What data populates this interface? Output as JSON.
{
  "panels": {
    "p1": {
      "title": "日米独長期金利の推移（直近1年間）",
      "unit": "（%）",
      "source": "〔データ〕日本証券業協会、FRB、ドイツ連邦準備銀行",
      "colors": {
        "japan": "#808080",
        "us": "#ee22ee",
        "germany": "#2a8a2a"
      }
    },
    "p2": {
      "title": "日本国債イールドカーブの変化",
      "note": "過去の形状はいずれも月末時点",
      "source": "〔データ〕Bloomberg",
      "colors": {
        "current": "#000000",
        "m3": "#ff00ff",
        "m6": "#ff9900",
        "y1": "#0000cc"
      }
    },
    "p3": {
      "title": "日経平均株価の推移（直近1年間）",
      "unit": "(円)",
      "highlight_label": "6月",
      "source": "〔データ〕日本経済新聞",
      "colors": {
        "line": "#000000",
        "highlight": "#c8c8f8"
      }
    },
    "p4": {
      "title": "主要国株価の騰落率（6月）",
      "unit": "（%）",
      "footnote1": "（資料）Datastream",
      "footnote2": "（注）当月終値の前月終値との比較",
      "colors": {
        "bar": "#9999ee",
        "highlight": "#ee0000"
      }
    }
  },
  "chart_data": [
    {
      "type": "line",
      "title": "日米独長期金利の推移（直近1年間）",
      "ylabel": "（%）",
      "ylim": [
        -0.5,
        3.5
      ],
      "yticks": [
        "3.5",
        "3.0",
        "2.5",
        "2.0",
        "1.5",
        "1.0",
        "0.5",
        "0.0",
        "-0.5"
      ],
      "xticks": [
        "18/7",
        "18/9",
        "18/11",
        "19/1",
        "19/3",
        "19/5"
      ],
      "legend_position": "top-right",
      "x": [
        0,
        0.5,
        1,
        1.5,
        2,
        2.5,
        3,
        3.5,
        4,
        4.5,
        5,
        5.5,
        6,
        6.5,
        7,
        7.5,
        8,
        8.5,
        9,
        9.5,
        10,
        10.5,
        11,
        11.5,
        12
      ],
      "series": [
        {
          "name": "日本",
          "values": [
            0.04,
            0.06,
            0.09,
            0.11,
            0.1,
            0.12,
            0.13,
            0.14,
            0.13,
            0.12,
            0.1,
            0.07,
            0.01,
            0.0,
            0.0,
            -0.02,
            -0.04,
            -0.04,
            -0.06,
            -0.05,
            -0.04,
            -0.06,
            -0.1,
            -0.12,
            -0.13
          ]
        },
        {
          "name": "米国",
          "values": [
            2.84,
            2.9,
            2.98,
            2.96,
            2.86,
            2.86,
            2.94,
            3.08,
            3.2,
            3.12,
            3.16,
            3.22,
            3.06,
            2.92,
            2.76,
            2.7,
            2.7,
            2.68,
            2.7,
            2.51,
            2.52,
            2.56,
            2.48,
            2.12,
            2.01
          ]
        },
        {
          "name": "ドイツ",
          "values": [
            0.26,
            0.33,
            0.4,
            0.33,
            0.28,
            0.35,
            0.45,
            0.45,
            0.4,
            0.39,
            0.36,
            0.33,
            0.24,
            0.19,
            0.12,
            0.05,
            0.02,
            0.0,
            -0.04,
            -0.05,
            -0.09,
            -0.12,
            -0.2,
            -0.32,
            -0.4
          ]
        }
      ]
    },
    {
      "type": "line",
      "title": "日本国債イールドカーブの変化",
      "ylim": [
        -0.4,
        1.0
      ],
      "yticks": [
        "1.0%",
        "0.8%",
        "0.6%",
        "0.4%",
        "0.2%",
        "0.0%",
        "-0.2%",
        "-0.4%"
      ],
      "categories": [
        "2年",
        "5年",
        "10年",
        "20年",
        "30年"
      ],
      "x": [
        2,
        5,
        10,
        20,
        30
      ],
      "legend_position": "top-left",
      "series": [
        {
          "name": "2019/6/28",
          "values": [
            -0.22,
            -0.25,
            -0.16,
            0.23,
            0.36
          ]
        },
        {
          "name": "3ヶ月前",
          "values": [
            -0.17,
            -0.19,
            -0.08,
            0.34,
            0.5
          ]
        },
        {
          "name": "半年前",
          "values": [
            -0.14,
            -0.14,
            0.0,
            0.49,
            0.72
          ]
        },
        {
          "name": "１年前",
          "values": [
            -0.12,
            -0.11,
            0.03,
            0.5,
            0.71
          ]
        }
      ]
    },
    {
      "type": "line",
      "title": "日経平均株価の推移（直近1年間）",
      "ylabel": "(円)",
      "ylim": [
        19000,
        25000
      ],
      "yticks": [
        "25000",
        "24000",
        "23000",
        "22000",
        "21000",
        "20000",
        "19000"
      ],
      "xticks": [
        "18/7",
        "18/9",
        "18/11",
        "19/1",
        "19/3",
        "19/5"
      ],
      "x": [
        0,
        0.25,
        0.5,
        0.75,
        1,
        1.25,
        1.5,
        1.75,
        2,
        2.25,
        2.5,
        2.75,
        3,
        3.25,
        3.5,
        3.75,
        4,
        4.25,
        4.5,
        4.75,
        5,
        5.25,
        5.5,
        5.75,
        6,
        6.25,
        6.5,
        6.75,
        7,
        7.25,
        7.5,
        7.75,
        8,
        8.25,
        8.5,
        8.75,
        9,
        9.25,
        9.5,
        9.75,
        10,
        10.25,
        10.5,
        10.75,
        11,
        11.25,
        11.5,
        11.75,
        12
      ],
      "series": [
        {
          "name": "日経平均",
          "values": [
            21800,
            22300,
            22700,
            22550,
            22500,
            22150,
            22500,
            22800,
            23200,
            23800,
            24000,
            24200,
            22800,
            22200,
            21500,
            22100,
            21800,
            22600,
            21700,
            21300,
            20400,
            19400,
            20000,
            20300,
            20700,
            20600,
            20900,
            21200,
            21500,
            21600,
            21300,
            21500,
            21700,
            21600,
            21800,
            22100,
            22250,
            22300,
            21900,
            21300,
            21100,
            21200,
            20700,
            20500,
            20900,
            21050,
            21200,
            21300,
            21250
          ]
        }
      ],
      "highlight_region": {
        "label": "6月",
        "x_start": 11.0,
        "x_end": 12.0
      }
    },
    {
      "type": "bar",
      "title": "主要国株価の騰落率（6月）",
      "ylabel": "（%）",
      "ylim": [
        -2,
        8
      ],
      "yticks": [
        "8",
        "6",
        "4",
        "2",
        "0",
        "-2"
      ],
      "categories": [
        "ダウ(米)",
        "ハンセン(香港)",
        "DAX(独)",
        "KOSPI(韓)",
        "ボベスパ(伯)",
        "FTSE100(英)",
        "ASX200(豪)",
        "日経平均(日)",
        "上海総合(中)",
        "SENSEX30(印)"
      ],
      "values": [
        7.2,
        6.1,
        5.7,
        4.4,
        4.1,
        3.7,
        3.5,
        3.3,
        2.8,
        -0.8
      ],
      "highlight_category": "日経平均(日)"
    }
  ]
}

> Written instruction:
In full and verbatim, repeat the records given above.

> Correct response:
What data populates this interface? Output as JSON.
{
  "panels": {
    "p1": {
      "title": "日米独長期金利の推移（直近1年間）",
      "unit": "（%）",
      "source": "〔データ〕日本証券業協会、FRB、ドイツ連邦準備銀行",
      "colors": {
        "japan": "#808080",
        "us": "#ee22ee",
        "germany": "#2a8a2a"
      }
    },
    "p2": {
      "title": "日本国債イールドカーブの変化",
      "note": "過去の形状はいずれも月末時点",
      "source": "〔データ〕Bloomberg",
      "colors": {
        "current": "#000000",
        "m3": "#ff00ff",
        "m6": "#ff9900",
        "y1": "#0000cc"
      }
    },
    "p3": {
      "title": "日経平均株価の推移（直近1年間）",
      "unit": "(円)",
      "highlight_label": "6月",
      "source": "〔データ〕日本経済新聞",
      "colors": {
        "line": "#000000",
        "highlight": "#c8c8f8"
      }
    },
    "p4": {
      "title": "主要国株価の騰落率（6月）",
      "unit": "（%）",
      "footnote1": "（資料）Datastream",
      "footnote2": "（注）当月終値の前月終値との比較",
      "colors": {
        "bar": "#9999ee",
        "highlight": "#ee0000"
      }
    }
  },
  "chart_data": [
    {
      "type": "line",
      "title": "日米独長期金利の推移（直近1年間）",
      "ylabel": "（%）",
      "ylim": [
        -0.5,
        3.5
      ],
      "yticks": [
        "3.5",
        "3.0",
        "2.5",
        "2.0",
        "1.5",
        "1.0",
        "0.5",
        "0.0",
        "-0.5"
      ],
      "xticks": [
        "18/7",
        "18/9",
        "18/11",
        "19/1",
        "19/3",
        "19/5"
      ],
      "legend_position": "top-right",
      "x": [
        0,
        0.5,
        1,
        1.5,
        2,
        2.5,
        3,
        3.5,
        4,
        4.5,
        5,
        5.5,
        6,
        6.5,
        7,
        7.5,
        8,
        8.5,
        9,
        9.5,
        10,
        10.5,
        11,
        11.5,
        12
      ],
      "series": [
        {
          "name": "日本",
          "values": [
            0.04,
            0.06,
            0.09,
            0.11,
            0.1,
            0.12,
            0.13,
            0.14,
            0.13,
            0.12,
            0.1,
            0.07,
            0.01,
            0.0,
            0.0,
            -0.02,
            -0.04,
            -0.04,
            -0.06,
            -0.05,
            -0.04,
            -0.06,
            -0.1,
            -0.12,
            -0.13
          ]
        },
        {
          "name": "米国",
          "values": [
            2.84,
            2.9,
            2.98,
            2.96,
            2.86,
            2.86,
            2.94,
            3.08,
            3.2,
            3.12,
            3.16,
            3.22,
            3.06,
            2.92,
            2.76,
            2.7,
            2.7,
            2.68,
            2.7,
            2.51,
            2.52,
            2.56,
            2.48,
            2.12,
            2.01
          ]
        },
        {
          "name": "ドイツ",
          "values": [
            0.26,
            0.33,
            0.4,
            0.33,
            0.28,
            0.35,
            0.45,
            0.45,
            0.4,
            0.39,
            0.36,
            0.33,
            0.24,
            0.19,
            0.12,
            0.05,
            0.02,
            0.0,
            -0.04,
            -0.05,
            -0.09,
            -0.12,
            -0.2,
            -0.32,
            -0.4
          ]
        }
      ]
    },
    {
      "type": "line",
      "title": "日本国債イールドカーブの変化",
      "ylim": [
        -0.4,
        1.0
      ],
      "yticks": [
        "1.0%",
        "0.8%",
        "0.6%",
        "0.4%",
        "0.2%",
        "0.0%",
        "-0.2%",
        "-0.4%"
      ],
      "categories": [
        "2年",
        "5年",
        "10年",
        "20年",
        "30年"
      ],
      "x": [
        2,
        5,
        10,
        20,
        30
      ],
      "legend_position": "top-left",
      "series": [
        {
          "name": "2019/6/28",
          "values": [
            -0.22,
            -0.25,
            -0.16,
            0.23,
            0.36
          ]
        },
        {
          "name": "3ヶ月前",
          "values": [
            -0.17,
            -0.19,
            -0.08,
            0.34,
            0.5
          ]
        },
        {
          "name": "半年前",
          "values": [
            -0.14,
            -0.14,
            0.0,
            0.49,
            0.72
          ]
        },
        {
          "name": "１年前",
          "values": [
            -0.12,
            -0.11,
            0.03,
            0.5,
            0.71
          ]
        }
      ]
    },
    {
      "type": "line",
      "title": "日経平均株価の推移（直近1年間）",
      "ylabel": "(円)",
      "ylim": [
        19000,
        25000
      ],
      "yticks": [
        "25000",
        "24000",
        "23000",
        "22000",
        "21000",
        "20000",
        "19000"
      ],
      "xticks": [
        "18/7",
        "18/9",
        "18/11",
        "19/1",
        "19/3",
        "19/5"
      ],
      "x": [
        0,
        0.25,
        0.5,
        0.75,
        1,
        1.25,
        1.5,
        1.75,
        2,
        2.25,
        2.5,
        2.75,
        3,
        3.25,
        3.5,
        3.75,
        4,
        4.25,
        4.5,
        4.75,
        5,
        5.25,
        5.5,
        5.75,
        6,
        6.25,
        6.5,
        6.75,
        7,
        7.25,
        7.5,
        7.75,
        8,
        8.25,
        8.5,
        8.75,
        9,
        9.25,
        9.5,
        9.75,
        10,
        10.25,
        10.5,
        10.75,
        11,
        11.25,
        11.5,
        11.75,
        12
      ],
      "series": [
        {
          "name": "日経平均",
          "values": [
            21800,
            22300,
            22700,
            22550,
            22500,
            22150,
            22500,
            22800,
            23200,
            23800,
            24000,
            24200,
            22800,
            22200,
            21500,
            22100,
            21800,
            22600,
            21700,
            21300,
            20400,
            19400,
            20000,
            20300,
            20700,
            20600,
            20900,
            21200,
            21500,
            21600,
            21300,
            21500,
            21700,
            21600,
            21800,
            22100,
            22250,
            22300,
            21900,
            21300,
            21100,
            21200,
            20700,
            20500,
            20900,
            21050,
            21200,
            21300,
            21250
          ]
        }
      ],
      "highlight_region": {
        "label": "6月",
        "x_start": 11.0,
        "x_end": 12.0
      }
    },
    {
      "type": "bar",
      "title": "主要国株価の騰落率（6月）",
      "ylabel": "（%）",
      "ylim": [
        -2,
        8
      ],
      "yticks": [
        "8",
        "6",
        "4",
        "2",
        "0",
        "-2"
      ],
      "categories": [
        "ダウ(米)",
        "ハンセン(香港)",
        "DAX(独)",
        "KOSPI(韓)",
        "ボベスパ(伯)",
        "FTSE100(英)",
        "ASX200(豪)",
        "日経平均(日)",
        "上海総合(中)",
        "SENSEX30(印)"
      ],
      "values": [
        7.2,
        6.1,
        5.7,
        4.4,
        4.1,
        3.7,
        3.5,
        3.3,
        2.8,
        -0.8
      ],
      "highlight_category": "日経平均(日)"
    }
  ]
}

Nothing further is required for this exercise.